### Assignment
Find the string "contact" in the data, then copy every line where it is found.

= Beginning of Section =

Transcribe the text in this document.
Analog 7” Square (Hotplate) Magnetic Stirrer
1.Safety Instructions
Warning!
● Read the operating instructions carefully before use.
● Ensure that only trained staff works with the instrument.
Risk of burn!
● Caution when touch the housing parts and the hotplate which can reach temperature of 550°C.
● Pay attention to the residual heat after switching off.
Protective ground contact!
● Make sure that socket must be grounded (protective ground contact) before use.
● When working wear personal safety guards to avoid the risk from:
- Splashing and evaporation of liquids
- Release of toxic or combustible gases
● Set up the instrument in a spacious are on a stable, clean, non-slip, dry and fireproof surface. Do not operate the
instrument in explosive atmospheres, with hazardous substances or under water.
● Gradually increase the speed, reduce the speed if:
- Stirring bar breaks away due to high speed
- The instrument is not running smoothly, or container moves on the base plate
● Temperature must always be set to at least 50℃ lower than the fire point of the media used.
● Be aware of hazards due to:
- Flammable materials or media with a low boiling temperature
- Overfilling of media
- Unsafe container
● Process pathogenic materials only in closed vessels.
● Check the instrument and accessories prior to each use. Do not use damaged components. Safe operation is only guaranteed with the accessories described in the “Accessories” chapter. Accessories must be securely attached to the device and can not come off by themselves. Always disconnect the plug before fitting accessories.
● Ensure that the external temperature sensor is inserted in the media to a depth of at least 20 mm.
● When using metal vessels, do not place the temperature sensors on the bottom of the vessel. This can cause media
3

= End of Section =

### Exercise response
Protective ground contact!
● Make sure that socket must be grounded (protective ground contact) before use.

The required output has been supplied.